▶ _Task statement_
Exact reproduction is required for all entries.

▶ _Records provided_
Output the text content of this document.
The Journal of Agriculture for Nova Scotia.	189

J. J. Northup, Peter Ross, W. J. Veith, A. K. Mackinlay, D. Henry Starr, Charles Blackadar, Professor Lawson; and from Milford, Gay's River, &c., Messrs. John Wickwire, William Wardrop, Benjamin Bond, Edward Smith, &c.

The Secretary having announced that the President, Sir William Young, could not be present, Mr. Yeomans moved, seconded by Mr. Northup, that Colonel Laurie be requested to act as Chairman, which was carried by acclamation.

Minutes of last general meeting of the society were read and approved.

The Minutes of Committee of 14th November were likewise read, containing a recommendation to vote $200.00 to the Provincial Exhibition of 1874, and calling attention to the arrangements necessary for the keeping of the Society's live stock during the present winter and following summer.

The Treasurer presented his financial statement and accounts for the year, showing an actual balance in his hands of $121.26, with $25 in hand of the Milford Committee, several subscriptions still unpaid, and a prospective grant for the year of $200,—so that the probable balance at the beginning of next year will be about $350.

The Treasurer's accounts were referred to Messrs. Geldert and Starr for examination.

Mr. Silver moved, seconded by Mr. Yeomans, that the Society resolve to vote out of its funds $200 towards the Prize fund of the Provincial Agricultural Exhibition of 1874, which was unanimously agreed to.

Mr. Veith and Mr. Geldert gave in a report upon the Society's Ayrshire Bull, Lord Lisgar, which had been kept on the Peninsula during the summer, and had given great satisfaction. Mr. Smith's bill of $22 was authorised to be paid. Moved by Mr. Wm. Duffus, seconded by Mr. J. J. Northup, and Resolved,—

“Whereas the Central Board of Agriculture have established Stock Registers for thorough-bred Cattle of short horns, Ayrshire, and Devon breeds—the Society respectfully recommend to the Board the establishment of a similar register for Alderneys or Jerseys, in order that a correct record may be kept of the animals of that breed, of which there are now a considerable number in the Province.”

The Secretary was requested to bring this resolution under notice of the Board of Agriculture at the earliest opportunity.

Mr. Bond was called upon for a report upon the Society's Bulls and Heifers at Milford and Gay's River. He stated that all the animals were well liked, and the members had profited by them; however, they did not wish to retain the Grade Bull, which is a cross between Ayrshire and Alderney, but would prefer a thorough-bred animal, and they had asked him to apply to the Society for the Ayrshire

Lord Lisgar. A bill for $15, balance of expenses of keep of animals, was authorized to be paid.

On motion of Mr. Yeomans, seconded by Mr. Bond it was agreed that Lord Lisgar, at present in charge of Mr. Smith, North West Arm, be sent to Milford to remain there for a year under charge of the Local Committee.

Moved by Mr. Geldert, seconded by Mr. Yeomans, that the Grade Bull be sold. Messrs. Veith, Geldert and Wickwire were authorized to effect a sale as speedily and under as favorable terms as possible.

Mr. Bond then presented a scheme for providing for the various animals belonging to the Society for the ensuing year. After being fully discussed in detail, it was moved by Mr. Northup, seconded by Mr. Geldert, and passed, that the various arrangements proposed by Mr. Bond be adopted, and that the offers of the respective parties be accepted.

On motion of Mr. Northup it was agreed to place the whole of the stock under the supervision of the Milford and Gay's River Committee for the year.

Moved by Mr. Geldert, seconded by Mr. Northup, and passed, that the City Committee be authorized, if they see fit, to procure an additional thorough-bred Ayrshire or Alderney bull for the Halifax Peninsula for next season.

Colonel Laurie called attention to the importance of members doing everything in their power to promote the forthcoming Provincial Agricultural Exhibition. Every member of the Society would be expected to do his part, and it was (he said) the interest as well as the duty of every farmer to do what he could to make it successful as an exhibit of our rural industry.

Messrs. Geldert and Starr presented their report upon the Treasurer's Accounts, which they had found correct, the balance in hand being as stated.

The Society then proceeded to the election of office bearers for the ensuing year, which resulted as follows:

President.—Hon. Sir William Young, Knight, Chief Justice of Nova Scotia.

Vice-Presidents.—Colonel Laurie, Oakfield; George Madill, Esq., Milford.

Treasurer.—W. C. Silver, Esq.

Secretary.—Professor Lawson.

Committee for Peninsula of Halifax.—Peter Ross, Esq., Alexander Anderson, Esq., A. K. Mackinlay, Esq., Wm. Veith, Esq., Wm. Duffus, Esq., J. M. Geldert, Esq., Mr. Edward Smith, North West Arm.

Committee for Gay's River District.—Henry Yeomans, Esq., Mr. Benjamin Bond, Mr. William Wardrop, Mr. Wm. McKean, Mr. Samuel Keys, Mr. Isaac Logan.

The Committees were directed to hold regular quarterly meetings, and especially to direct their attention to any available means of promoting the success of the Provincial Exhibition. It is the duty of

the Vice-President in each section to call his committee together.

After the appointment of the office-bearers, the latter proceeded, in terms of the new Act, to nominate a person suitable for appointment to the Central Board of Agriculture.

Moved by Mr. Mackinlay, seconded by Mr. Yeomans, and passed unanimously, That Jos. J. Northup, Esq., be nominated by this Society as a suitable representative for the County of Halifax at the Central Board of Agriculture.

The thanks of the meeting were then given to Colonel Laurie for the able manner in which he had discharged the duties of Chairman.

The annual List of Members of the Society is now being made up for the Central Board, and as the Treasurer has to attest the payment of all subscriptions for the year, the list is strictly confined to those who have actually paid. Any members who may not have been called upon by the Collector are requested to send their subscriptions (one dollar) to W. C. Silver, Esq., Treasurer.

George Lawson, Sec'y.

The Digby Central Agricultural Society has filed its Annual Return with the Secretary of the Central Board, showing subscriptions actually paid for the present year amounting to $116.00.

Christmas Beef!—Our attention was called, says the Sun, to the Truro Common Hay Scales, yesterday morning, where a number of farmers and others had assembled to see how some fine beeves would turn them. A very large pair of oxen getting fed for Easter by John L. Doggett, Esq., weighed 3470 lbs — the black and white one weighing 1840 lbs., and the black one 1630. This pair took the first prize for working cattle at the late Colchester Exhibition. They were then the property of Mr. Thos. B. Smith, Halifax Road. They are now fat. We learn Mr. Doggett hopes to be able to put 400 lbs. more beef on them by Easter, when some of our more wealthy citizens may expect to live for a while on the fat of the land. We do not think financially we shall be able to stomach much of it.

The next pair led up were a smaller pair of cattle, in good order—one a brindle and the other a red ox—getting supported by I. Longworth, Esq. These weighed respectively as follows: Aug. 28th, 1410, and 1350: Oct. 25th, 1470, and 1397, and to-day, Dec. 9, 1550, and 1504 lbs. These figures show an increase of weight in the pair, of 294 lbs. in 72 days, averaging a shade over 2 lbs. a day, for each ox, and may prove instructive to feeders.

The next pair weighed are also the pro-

▶ _Task result_
Output the text content of this document.
The Journal of Agriculture for Nova Scotia.	189

J. J. Northup, Peter Ross, W. J. Veith, A. K. Mackinlay, D. Henry Starr, Charles Blackadar, Professor Lawson; and from Milford, Gay's River, &c., Messrs. John Wickwire, William Wardrop, Benjamin Bond, Edward Smith, &c.

The Secretary having announced that the President, Sir William Young, could not be present, Mr. Yeomans moved, seconded by Mr. Northup, that Colonel Laurie be requested to act as Chairman, which was carried by acclamation.

Minutes of last general meeting of the society were read and approved.

The Minutes of Committee of 14th November were likewise read, containing a recommendation to vote $200.00 to the Provincial Exhibition of 1874, and calling attention to the arrangements necessary for the keeping of the Society's live stock during the present winter and following summer.

The Treasurer presented his financial statement and accounts for the year, showing an actual balance in his hands of $121.26, with $25 in hand of the Milford Committee, several subscriptions still unpaid, and a prospective grant for the year of $200,—so that the probable balance at the beginning of next year will be about $350.

The Treasurer's accounts were referred to Messrs. Geldert and Starr for examination.

Mr. Silver moved, seconded by Mr. Yeomans, that the Society resolve to vote out of its funds $200 towards the Prize fund of the Provincial Agricultural Exhibition of 1874, which was unanimously agreed to.

Mr. Veith and Mr. Geldert gave in a report upon the Society's Ayrshire Bull, Lord Lisgar, which had been kept on the Peninsula during the summer, and had given great satisfaction. Mr. Smith's bill of $22 was authorised to be paid. Moved by Mr. Wm. Duffus, seconded by Mr. J. J. Northup, and Resolved,—

“Whereas the Central Board of Agriculture have established Stock Registers for thorough-bred Cattle of short horns, Ayrshire, and Devon breeds—the Society respectfully recommend to the Board the establishment of a similar register for Alderneys or Jerseys, in order that a correct record may be kept of the animals of that breed, of which there are now a considerable number in the Province.”

The Secretary was requested to bring this resolution under notice of the Board of Agriculture at the earliest opportunity.

Mr. Bond was called upon for a report upon the Society's Bulls and Heifers at Milford and Gay's River. He stated that all the animals were well liked, and the members had profited by them; however, they did not wish to retain the Grade Bull, which is a cross between Ayrshire and Alderney, but would prefer a thorough-bred animal, and they had asked him to apply to the Society for the Ayrshire

Lord Lisgar. A bill for $15, balance of expenses of keep of animals, was authorized to be paid.

On motion of Mr. Yeomans, seconded by Mr. Bond it was agreed that Lord Lisgar, at present in charge of Mr. Smith, North West Arm, be sent to Milford to remain there for a year under charge of the Local Committee.

Moved by Mr. Geldert, seconded by Mr. Yeomans, that the Grade Bull be sold. Messrs. Veith, Geldert and Wickwire were authorized to effect a sale as speedily and under as favorable terms as possible.

Mr. Bond then presented a scheme for providing for the various animals belonging to the Society for the ensuing year. After being fully discussed in detail, it was moved by Mr. Northup, seconded by Mr. Geldert, and passed, that the various arrangements proposed by Mr. Bond be adopted, and that the offers of the respective parties be accepted.

On motion of Mr. Northup it was agreed to place the whole of the stock under the supervision of the Milford and Gay's River Committee for the year.

Moved by Mr. Geldert, seconded by Mr. Northup, and passed, that the City Committee be authorized, if they see fit, to procure an additional thorough-bred Ayrshire or Alderney bull for the Halifax Peninsula for next season.

Colonel Laurie called attention to the importance of members doing everything in their power to promote the forthcoming Provincial Agricultural Exhibition. Every member of the Society would be expected to do his part, and it was (he said) the interest as well as the duty of every farmer to do what he could to make it successful as an exhibit of our rural industry.

Messrs. Geldert and Starr presented their report upon the Treasurer's Accounts, which they had found correct, the balance in hand being as stated.

The Society then proceeded to the election of office bearers for the ensuing year, which resulted as follows:

President.—Hon. Sir William Young, Knight, Chief Justice of Nova Scotia.

Vice-Presidents.—Colonel Laurie, Oakfield; George Madill, Esq., Milford.

Treasurer.—W. C. Silver, Esq.

Secretary.—Professor Lawson.

Committee for Peninsula of Halifax.—Peter Ross, Esq., Alexander Anderson, Esq., A. K. Mackinlay, Esq., Wm. Veith, Esq., Wm. Duffus, Esq., J. M. Geldert, Esq., Mr. Edward Smith, North West Arm.

Committee for Gay's River District.—Henry Yeomans, Esq., Mr. Benjamin Bond, Mr. William Wardrop, Mr. Wm. McKean, Mr. Samuel Keys, Mr. Isaac Logan.

The Committees were directed to hold regular quarterly meetings, and especially to direct their attention to any available means of promoting the success of the Provincial Exhibition. It is the duty of

the Vice-President in each section to call his committee together.

After the appointment of the office-bearers, the latter proceeded, in terms of the new Act, to nominate a person suitable for appointment to the Central Board of Agriculture.

Moved by Mr. Mackinlay, seconded by Mr. Yeomans, and passed unanimously, That Jos. J. Northup, Esq., be nominated by this Society as a suitable representative for the County of Halifax at the Central Board of Agriculture.

The thanks of the meeting were then given to Colonel Laurie for the able manner in which he had discharged the duties of Chairman.

The annual List of Members of the Society is now being made up for the Central Board, and as the Treasurer has to attest the payment of all subscriptions for the year, the list is strictly confined to those who have actually paid. Any members who may not have been called upon by the Collector are requested to send their subscriptions (one dollar) to W. C. Silver, Esq., Treasurer.

George Lawson, Sec'y.

The Digby Central Agricultural Society has filed its Annual Return with the Secretary of the Central Board, showing subscriptions actually paid for the present year amounting to $116.00.

Christmas Beef!—Our attention was called, says the Sun, to the Truro Common Hay Scales, yesterday morning, where a number of farmers and others had assembled to see how some fine beeves would turn them. A very large pair of oxen getting fed for Easter by John L. Doggett, Esq., weighed 3470 lbs — the black and white one weighing 1840 lbs., and the black one 1630. This pair took the first prize for working cattle at the late Colchester Exhibition. They were then the property of Mr. Thos. B. Smith, Halifax Road. They are now fat. We learn Mr. Doggett hopes to be able to put 400 lbs. more beef on them by Easter, when some of our more wealthy citizens may expect to live for a while on the fat of the land. We do not think financially we shall be able to stomach much of it.

The next pair led up were a smaller pair of cattle, in good order—one a brindle and the other a red ox—getting supported by I. Longworth, Esq. These weighed respectively as follows: Aug. 28th, 1410, and 1350: Oct. 25th, 1470, and 1397, and to-day, Dec. 9, 1550, and 1504 lbs. These figures show an increase of weight in the pair, of 294 lbs. in 72 days, averaging a shade over 2 lbs. a day, for each ox, and may prove instructive to feeders.

The next pair weighed are also the pro-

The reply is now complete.